Task description: Reproduce the material exactly, omitting nothing.

Information supplied:
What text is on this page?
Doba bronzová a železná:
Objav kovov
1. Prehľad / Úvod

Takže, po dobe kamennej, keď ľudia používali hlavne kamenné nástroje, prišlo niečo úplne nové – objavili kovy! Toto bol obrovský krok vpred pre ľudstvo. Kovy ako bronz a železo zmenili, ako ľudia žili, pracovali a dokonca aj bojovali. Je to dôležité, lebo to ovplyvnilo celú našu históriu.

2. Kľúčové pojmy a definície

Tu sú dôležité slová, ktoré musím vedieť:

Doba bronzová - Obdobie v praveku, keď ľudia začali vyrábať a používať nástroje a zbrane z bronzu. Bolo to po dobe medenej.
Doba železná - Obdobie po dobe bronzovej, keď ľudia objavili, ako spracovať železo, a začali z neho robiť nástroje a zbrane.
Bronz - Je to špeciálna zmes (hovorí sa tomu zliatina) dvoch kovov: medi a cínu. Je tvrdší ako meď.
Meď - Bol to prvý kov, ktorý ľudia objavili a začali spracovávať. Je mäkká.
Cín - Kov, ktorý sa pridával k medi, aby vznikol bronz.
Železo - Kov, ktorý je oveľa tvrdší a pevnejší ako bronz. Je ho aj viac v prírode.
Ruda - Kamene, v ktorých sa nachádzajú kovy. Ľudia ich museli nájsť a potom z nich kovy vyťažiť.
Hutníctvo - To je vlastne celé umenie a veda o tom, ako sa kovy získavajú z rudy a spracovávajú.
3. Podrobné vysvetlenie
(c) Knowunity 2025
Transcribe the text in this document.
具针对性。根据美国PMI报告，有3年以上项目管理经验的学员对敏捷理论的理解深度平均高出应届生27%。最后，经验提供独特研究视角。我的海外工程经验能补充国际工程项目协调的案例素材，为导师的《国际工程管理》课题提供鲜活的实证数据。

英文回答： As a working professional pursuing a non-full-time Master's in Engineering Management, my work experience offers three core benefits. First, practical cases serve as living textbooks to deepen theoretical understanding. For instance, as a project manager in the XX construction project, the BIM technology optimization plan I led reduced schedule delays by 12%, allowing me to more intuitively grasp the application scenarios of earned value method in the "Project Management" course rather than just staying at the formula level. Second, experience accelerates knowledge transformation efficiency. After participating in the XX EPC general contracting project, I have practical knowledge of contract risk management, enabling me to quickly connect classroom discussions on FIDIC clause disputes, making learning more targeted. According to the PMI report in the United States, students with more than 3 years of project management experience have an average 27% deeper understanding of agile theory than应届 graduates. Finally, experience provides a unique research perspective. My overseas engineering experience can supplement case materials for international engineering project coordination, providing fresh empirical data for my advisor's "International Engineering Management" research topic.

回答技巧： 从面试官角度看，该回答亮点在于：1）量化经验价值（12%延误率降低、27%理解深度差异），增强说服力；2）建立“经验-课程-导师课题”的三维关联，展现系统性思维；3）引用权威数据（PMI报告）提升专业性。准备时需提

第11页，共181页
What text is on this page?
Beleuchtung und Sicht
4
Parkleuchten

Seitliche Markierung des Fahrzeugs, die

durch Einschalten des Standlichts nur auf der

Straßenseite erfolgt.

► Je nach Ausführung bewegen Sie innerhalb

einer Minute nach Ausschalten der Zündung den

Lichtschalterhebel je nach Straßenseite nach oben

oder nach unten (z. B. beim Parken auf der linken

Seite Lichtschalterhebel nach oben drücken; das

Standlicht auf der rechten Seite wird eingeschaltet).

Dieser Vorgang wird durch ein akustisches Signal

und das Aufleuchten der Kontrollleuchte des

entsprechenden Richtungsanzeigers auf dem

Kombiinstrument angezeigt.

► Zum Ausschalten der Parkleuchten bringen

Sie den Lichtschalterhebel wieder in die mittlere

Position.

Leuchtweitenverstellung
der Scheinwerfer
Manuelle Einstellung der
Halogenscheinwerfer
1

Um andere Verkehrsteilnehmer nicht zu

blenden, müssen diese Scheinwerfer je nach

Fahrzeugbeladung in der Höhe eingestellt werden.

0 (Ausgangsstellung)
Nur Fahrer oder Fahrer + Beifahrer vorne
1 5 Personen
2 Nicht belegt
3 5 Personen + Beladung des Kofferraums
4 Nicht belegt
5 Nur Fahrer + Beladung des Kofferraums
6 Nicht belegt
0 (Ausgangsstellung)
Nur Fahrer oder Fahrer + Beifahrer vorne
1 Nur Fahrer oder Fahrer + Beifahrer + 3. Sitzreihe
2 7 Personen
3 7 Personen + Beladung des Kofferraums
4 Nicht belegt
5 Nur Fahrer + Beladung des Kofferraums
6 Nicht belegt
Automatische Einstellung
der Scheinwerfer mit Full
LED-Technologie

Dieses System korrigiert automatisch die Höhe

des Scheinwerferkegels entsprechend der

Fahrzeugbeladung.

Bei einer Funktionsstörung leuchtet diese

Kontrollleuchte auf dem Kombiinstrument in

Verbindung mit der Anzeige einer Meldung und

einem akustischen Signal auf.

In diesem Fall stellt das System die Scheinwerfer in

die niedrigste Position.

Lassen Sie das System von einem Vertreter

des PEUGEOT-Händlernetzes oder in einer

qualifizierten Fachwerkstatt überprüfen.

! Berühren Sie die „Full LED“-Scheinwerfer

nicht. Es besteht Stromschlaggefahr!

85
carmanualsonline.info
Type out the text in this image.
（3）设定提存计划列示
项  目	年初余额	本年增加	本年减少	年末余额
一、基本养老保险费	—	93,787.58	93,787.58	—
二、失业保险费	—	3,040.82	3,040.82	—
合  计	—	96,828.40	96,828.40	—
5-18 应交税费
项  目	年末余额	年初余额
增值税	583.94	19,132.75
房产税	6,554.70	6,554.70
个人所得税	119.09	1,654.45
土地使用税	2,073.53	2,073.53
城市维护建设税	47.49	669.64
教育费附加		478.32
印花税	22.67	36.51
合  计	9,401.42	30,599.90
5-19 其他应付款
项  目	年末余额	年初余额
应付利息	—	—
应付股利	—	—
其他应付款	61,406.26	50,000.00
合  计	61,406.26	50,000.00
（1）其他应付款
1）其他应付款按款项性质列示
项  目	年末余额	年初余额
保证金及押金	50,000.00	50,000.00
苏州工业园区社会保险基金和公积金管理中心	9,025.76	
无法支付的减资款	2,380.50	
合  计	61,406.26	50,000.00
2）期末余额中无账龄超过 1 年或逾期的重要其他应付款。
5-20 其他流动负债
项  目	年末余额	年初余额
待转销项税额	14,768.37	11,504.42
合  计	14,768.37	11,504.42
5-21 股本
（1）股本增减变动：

Output of the exercise:
What text is on this page?
Doba bronzová a železná:
Objav kovov
1. Prehľad / Úvod

Takže, po dobe kamennej, keď ľudia používali hlavne kamenné nástroje, prišlo niečo úplne nové – objavili kovy! Toto bol obrovský krok vpred pre ľudstvo. Kovy ako bronz a železo zmenili, ako ľudia žili, pracovali a dokonca aj bojovali. Je to dôležité, lebo to ovplyvnilo celú našu históriu.

2. Kľúčové pojmy a definície

Tu sú dôležité slová, ktoré musím vedieť:

Doba bronzová - Obdobie v praveku, keď ľudia začali vyrábať a používať nástroje a zbrane z bronzu. Bolo to po dobe medenej.
Doba železná - Obdobie po dobe bronzovej, keď ľudia objavili, ako spracovať železo, a začali z neho robiť nástroje a zbrane.
Bronz - Je to špeciálna zmes (hovorí sa tomu zliatina) dvoch kovov: medi a cínu. Je tvrdší ako meď.
Meď - Bol to prvý kov, ktorý ľudia objavili a začali spracovávať. Je mäkká.
Cín - Kov, ktorý sa pridával k medi, aby vznikol bronz.
Železo - Kov, ktorý je oveľa tvrdší a pevnejší ako bronz. Je ho aj viac v prírode.
Ruda - Kamene, v ktorých sa nachádzajú kovy. Ľudia ich museli nájsť a potom z nich kovy vyťažiť.
Hutníctvo - To je vlastne celé umenie a veda o tom, ako sa kovy získavajú z rudy a spracovávajú.
3. Podrobné vysvetlenie
(c) Knowunity 2025
Transcribe the text in this document.
具针对性。根据美国PMI报告，有3年以上项目管理经验的学员对敏捷理论的理解深度平均高出应届生27%。最后，经验提供独特研究视角。我的海外工程经验能补充国际工程项目协调的案例素材，为导师的《国际工程管理》课题提供鲜活的实证数据。

英文回答： As a working professional pursuing a non-full-time Master's in Engineering Management, my work experience offers three core benefits. First, practical cases serve as living textbooks to deepen theoretical understanding. For instance, as a project manager in the XX construction project, the BIM technology optimization plan I led reduced schedule delays by 12%, allowing me to more intuitively grasp the application scenarios of earned value method in the "Project Management" course rather than just staying at the formula level. Second, experience accelerates knowledge transformation efficiency. After participating in the XX EPC general contracting project, I have practical knowledge of contract risk management, enabling me to quickly connect classroom discussions on FIDIC clause disputes, making learning more targeted. According to the PMI report in the United States, students with more than 3 years of project management experience have an average 27% deeper understanding of agile theory than应届 graduates. Finally, experience provides a unique research perspective. My overseas engineering experience can supplement case materials for international engineering project coordination, providing fresh empirical data for my advisor's "International Engineering Management" research topic.

回答技巧： 从面试官角度看，该回答亮点在于：1）量化经验价值（12%延误率降低、27%理解深度差异），增强说服力；2）建立“经验-课程-导师课题”的三维关联，展现系统性思维；3）引用权威数据（PMI报告）提升专业性。准备时需提

第11页，共181页
What text is on this page?
Beleuchtung und Sicht
4
Parkleuchten

Seitliche Markierung des Fahrzeugs, die

durch Einschalten des Standlichts nur auf der

Straßenseite erfolgt.

► Je nach Ausführung bewegen Sie innerhalb

einer Minute nach Ausschalten der Zündung den

Lichtschalterhebel je nach Straßenseite nach oben

oder nach unten (z. B. beim Parken auf der linken

Seite Lichtschalterhebel nach oben drücken; das

Standlicht auf der rechten Seite wird eingeschaltet).

Dieser Vorgang wird durch ein akustisches Signal

und das Aufleuchten der Kontrollleuchte des

entsprechenden Richtungsanzeigers auf dem

Kombiinstrument angezeigt.

► Zum Ausschalten der Parkleuchten bringen

Sie den Lichtschalterhebel wieder in die mittlere

Position.

Leuchtweitenverstellung
der Scheinwerfer
Manuelle Einstellung der
Halogenscheinwerfer
1

Um andere Verkehrsteilnehmer nicht zu

blenden, müssen diese Scheinwerfer je nach

Fahrzeugbeladung in der Höhe eingestellt werden.

0 (Ausgangsstellung)
Nur Fahrer oder Fahrer + Beifahrer vorne
1 5 Personen
2 Nicht belegt
3 5 Personen + Beladung des Kofferraums
4 Nicht belegt
5 Nur Fahrer + Beladung des Kofferraums
6 Nicht belegt
0 (Ausgangsstellung)
Nur Fahrer oder Fahrer + Beifahrer vorne
1 Nur Fahrer oder Fahrer + Beifahrer + 3. Sitzreihe
2 7 Personen
3 7 Personen + Beladung des Kofferraums
4 Nicht belegt
5 Nur Fahrer + Beladung des Kofferraums
6 Nicht belegt
Automatische Einstellung
der Scheinwerfer mit Full
LED-Technologie

Dieses System korrigiert automatisch die Höhe

des Scheinwerferkegels entsprechend der

Fahrzeugbeladung.

Bei einer Funktionsstörung leuchtet diese

Kontrollleuchte auf dem Kombiinstrument in

Verbindung mit der Anzeige einer Meldung und

einem akustischen Signal auf.

In diesem Fall stellt das System die Scheinwerfer in

die niedrigste Position.

Lassen Sie das System von einem Vertreter

des PEUGEOT-Händlernetzes oder in einer

qualifizierten Fachwerkstatt überprüfen.

! Berühren Sie die „Full LED“-Scheinwerfer

nicht. Es besteht Stromschlaggefahr!

85
carmanualsonline.info
Type out the text in this image.
（3）设定提存计划列示
项  目	年初余额	本年增加	本年减少	年末余额
一、基本养老保险费	—	93,787.58	93,787.58	—
二、失业保险费	—	3,040.82	3,040.82	—
合  计	—	96,828.40	96,828.40	—
5-18 应交税费
项  目	年末余额	年初余额
增值税	583.94	19,132.75
房产税	6,554.70	6,554.70
个人所得税	119.09	1,654.45
土地使用税	2,073.53	2,073.53
城市维护建设税	47.49	669.64
教育费附加		478.32
印花税	22.67	36.51
合  计	9,401.42	30,599.90
5-19 其他应付款
项  目	年末余额	年初余额
应付利息	—	—
应付股利	—	—
其他应付款	61,406.26	50,000.00
合  计	61,406.26	50,000.00
（1）其他应付款
1）其他应付款按款项性质列示
项  目	年末余额	年初余额
保证金及押金	50,000.00	50,000.00
苏州工业园区社会保险基金和公积金管理中心	9,025.76	
无法支付的减资款	2,380.50	
合  计	61,406.26	50,000.00
2）期末余额中无账龄超过 1 年或逾期的重要其他应付款。
5-20 其他流动负债
项  目	年末余额	年初余额
待转销项税额	14,768.37	11,504.42
合  计	14,768.37	11,504.42
5-21 股本
（1）股本增减变动：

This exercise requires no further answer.